# Brief
Pick out all lines with the word "ngold" from the records that follow.

# Data listing
========================

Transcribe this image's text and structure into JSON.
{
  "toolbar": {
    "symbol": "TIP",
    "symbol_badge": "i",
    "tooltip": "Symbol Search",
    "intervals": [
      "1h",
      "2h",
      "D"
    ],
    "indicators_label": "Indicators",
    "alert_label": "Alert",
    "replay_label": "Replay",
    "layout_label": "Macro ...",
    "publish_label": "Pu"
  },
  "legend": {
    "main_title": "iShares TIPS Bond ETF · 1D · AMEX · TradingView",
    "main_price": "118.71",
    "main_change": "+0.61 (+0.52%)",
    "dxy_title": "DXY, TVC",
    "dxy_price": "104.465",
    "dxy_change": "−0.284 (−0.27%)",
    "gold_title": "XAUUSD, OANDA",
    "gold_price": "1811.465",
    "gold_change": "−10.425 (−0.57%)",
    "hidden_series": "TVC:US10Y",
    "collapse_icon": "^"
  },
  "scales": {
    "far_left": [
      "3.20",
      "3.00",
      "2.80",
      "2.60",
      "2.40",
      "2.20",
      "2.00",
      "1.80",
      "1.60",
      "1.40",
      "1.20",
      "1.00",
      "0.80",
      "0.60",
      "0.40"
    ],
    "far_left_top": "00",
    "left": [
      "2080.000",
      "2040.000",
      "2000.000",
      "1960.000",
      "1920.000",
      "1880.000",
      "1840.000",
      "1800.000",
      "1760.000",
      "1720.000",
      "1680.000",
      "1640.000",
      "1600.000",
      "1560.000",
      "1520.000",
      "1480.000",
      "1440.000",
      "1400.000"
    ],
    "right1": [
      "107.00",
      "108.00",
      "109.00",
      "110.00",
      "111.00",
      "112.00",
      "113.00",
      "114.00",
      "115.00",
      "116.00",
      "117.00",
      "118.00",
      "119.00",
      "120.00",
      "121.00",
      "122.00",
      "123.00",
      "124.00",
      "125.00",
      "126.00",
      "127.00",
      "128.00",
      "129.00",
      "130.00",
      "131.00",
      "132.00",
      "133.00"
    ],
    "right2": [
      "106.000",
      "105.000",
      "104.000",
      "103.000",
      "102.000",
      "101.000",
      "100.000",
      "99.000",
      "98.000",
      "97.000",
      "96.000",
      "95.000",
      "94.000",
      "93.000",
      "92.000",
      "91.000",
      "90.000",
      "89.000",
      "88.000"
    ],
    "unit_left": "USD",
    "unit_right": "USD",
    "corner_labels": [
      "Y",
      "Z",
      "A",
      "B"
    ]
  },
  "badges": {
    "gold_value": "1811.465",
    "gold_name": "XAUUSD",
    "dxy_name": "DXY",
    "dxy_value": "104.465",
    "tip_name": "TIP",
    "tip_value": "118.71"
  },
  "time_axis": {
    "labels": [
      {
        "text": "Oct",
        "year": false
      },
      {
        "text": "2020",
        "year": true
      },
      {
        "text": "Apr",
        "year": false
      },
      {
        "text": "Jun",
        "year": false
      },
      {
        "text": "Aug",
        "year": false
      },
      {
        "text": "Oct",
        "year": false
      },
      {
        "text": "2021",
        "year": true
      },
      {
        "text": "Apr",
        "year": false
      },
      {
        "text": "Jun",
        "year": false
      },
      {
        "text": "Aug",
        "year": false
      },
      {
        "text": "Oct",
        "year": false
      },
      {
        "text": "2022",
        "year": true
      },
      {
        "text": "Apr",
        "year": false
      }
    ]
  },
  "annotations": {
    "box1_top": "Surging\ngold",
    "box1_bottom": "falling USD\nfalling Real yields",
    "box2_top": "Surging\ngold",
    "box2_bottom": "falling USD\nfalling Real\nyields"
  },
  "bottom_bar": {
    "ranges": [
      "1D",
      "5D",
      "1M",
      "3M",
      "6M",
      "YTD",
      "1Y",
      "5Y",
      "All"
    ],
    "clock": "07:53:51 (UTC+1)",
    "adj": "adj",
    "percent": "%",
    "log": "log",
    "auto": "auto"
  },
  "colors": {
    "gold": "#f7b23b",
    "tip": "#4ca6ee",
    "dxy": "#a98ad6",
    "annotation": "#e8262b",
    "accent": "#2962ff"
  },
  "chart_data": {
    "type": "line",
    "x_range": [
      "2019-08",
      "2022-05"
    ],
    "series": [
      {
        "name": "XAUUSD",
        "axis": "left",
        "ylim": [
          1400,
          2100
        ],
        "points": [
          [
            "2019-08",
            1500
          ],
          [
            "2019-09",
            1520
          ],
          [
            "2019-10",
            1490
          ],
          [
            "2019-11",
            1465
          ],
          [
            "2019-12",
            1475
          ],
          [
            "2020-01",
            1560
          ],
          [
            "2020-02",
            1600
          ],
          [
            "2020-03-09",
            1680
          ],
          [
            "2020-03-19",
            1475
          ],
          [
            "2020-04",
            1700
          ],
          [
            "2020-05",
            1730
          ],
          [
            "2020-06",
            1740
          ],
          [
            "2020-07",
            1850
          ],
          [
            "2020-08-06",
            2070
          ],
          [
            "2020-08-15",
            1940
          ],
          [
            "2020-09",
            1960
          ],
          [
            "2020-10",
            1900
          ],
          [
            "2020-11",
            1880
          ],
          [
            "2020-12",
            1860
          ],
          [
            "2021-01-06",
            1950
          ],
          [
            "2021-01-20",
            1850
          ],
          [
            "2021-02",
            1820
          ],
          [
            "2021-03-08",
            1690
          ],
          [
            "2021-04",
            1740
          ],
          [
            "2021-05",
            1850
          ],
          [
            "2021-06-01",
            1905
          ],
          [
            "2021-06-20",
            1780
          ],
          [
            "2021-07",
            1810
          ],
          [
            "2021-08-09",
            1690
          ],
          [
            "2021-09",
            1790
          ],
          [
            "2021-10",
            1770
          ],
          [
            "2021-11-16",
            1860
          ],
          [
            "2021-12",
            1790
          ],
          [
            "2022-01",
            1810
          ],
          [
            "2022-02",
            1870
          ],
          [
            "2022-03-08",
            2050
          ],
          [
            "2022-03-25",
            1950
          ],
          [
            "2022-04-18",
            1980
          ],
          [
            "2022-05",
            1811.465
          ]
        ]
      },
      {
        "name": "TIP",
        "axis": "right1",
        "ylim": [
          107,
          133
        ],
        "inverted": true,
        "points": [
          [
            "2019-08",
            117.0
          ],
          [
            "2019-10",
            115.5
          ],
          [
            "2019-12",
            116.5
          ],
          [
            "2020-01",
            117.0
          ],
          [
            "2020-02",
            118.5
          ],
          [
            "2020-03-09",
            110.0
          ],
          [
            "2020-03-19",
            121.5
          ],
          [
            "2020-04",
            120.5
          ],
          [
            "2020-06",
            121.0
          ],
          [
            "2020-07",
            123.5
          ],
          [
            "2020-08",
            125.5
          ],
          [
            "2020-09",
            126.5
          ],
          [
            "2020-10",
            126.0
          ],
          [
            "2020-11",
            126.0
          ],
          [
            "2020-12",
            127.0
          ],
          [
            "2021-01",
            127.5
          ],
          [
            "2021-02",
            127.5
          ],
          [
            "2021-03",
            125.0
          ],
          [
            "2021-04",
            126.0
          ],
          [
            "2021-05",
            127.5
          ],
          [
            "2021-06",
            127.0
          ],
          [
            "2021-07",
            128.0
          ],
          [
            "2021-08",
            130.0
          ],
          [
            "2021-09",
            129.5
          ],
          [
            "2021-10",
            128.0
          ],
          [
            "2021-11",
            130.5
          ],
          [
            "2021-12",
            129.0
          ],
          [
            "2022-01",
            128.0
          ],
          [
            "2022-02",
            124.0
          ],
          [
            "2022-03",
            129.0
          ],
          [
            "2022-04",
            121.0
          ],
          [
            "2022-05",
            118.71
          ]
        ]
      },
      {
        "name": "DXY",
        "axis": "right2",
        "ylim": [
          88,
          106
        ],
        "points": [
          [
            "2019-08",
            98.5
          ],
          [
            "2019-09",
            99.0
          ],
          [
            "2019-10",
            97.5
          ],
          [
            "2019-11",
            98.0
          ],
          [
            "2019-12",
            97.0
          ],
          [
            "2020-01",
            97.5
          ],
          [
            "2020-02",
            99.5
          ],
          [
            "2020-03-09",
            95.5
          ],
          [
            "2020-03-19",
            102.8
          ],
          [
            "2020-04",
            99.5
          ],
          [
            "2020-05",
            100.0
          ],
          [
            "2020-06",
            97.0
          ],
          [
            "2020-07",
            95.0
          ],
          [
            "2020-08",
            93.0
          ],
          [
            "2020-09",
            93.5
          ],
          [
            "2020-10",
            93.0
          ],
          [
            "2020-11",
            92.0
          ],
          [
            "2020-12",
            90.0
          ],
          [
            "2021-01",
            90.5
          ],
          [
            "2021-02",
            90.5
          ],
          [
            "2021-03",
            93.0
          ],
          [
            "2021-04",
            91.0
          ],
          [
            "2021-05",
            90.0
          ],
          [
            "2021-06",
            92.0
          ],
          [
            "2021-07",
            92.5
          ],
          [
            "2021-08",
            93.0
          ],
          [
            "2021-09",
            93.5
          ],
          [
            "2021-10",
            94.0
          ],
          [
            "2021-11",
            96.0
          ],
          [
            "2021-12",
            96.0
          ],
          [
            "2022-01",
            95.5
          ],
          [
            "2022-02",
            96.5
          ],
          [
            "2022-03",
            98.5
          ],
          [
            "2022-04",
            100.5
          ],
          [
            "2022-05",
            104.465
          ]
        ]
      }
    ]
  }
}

========================

# Solution
    "box1_top": "Surging\ngold",
    "box2_top": "Surging\ngold",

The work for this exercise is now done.